* Begin INPUT DATA *

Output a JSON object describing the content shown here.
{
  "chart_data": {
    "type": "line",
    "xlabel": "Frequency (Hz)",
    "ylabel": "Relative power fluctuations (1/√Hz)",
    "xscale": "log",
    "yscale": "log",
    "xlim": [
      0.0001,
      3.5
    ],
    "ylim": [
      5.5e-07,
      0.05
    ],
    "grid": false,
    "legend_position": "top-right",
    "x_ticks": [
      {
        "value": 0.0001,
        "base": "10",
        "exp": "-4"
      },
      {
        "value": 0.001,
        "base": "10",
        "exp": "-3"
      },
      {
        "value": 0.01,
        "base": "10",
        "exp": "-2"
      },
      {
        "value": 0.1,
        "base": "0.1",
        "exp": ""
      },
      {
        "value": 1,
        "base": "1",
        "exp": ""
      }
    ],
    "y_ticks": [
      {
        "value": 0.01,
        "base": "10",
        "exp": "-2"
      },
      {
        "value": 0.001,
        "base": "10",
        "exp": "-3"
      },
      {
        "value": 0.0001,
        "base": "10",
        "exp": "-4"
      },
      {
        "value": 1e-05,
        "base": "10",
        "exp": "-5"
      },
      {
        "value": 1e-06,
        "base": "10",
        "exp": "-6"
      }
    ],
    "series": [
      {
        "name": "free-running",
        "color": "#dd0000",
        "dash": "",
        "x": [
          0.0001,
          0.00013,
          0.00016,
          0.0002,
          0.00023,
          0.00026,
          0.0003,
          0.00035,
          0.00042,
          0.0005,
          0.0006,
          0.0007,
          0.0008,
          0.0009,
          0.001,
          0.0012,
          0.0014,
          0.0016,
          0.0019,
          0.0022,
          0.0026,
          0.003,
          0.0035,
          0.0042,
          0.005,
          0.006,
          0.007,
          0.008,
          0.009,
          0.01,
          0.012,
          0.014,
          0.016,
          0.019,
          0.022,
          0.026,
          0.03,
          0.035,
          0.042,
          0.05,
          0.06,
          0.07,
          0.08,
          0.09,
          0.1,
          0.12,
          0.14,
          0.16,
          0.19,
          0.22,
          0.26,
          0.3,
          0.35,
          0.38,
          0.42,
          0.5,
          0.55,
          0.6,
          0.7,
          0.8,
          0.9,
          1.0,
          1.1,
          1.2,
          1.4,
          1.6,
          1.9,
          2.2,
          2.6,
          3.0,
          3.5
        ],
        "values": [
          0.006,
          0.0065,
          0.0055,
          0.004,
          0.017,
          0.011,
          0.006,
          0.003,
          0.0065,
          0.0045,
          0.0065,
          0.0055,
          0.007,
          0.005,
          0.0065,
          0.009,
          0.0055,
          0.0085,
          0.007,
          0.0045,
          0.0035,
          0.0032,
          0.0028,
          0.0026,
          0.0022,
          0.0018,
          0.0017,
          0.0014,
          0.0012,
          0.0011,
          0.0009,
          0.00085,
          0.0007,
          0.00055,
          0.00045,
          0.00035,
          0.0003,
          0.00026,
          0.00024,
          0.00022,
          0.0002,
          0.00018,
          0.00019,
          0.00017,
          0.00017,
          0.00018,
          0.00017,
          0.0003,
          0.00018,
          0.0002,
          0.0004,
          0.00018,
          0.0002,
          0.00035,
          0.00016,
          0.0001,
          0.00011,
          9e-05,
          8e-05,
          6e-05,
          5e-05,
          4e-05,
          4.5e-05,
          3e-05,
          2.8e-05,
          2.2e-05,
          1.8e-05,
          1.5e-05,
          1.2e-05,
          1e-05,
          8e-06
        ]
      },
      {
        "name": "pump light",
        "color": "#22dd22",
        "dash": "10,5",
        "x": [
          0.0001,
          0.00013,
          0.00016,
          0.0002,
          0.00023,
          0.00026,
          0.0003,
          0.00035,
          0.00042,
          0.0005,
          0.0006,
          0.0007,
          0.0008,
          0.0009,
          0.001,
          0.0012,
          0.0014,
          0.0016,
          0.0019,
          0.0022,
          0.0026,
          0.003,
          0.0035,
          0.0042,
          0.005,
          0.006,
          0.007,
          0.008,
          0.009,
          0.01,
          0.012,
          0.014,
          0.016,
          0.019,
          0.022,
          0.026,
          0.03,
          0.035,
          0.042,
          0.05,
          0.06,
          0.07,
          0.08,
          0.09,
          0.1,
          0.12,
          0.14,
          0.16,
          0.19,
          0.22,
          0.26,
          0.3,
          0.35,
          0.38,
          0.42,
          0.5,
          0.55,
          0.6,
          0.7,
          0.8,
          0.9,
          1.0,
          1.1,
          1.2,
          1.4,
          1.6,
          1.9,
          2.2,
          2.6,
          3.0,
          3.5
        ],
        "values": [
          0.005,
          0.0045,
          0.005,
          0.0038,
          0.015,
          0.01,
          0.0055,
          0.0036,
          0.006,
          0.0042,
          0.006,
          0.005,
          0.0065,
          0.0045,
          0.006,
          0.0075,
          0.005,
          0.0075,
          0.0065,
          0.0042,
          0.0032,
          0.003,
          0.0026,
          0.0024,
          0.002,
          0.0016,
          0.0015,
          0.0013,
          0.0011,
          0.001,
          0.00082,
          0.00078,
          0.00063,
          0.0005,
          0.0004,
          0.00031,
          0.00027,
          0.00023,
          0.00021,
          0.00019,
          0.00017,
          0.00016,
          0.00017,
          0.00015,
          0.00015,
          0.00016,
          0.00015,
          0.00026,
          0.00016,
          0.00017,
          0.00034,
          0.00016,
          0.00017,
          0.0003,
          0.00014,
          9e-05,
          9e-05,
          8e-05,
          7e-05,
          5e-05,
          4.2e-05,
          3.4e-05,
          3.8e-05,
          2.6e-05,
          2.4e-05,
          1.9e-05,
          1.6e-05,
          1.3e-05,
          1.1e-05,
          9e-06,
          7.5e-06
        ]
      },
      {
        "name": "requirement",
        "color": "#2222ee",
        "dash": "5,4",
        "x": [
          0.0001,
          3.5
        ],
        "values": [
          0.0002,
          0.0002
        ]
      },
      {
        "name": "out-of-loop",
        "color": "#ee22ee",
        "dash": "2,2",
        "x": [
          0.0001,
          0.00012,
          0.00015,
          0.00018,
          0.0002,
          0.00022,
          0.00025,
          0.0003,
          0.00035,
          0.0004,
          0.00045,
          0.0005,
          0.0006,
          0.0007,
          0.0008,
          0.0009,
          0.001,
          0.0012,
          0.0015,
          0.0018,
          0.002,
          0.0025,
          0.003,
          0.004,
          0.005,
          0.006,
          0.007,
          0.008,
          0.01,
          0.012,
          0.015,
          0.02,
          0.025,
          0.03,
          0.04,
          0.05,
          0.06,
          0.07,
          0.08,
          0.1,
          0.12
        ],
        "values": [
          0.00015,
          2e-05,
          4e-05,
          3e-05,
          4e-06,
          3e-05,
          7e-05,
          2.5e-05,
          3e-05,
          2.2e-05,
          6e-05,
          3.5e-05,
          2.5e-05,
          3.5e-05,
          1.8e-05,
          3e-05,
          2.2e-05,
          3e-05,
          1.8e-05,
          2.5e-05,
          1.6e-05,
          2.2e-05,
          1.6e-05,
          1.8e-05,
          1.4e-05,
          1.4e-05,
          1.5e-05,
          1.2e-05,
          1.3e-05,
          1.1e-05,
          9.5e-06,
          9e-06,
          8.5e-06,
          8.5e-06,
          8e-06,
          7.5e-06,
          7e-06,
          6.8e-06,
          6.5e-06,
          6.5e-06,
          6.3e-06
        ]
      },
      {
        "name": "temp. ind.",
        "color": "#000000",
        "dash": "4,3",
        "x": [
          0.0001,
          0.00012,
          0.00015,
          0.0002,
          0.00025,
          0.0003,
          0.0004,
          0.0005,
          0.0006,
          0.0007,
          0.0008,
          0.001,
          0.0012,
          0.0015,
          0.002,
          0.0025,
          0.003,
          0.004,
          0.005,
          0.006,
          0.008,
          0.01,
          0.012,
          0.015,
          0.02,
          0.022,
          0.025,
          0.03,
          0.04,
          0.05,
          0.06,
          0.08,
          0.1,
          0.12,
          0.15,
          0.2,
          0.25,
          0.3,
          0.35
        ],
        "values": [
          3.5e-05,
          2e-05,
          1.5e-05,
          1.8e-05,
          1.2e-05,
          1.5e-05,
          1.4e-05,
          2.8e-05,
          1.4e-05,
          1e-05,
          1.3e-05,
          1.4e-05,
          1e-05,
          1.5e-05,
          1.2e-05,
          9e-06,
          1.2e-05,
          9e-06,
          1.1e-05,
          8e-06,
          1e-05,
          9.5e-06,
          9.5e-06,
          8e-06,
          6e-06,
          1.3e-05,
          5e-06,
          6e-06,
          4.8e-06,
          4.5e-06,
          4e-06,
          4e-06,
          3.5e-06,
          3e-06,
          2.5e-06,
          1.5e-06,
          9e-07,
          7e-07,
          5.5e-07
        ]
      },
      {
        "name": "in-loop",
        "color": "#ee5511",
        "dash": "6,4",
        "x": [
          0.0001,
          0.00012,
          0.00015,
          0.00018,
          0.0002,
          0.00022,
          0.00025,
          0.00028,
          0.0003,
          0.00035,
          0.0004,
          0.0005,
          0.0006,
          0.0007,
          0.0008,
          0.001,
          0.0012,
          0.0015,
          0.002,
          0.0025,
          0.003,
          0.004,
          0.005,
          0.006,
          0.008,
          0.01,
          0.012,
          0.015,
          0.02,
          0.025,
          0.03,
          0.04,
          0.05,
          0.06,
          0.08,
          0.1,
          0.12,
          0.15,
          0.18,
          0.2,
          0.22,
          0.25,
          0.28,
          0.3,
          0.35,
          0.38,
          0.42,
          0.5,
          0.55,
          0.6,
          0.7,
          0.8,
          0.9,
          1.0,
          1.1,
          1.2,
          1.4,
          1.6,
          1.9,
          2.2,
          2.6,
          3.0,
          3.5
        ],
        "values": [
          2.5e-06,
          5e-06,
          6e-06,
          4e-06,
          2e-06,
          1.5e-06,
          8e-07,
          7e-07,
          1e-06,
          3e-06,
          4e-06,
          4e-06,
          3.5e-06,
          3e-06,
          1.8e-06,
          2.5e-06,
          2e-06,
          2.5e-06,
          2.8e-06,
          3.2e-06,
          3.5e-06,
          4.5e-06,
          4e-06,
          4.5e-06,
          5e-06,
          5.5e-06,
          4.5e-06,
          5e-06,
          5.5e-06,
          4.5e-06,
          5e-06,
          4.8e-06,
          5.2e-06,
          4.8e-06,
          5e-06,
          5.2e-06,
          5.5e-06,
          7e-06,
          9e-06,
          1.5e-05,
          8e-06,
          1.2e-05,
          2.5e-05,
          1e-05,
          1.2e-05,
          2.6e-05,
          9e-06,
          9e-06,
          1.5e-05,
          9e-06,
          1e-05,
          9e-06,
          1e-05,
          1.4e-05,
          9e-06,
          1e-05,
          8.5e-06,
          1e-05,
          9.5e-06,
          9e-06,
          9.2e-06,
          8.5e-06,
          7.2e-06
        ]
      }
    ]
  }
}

* End INPUT DATA *

Copy every line from the records above that contains the word "color".

EXERCISE RESULT:
        "color": "#dd0000",
        "color": "#22dd22",
        "color": "#2222ee",
        "color": "#ee22ee",
        "color": "#000000",
        "color": "#ee5511",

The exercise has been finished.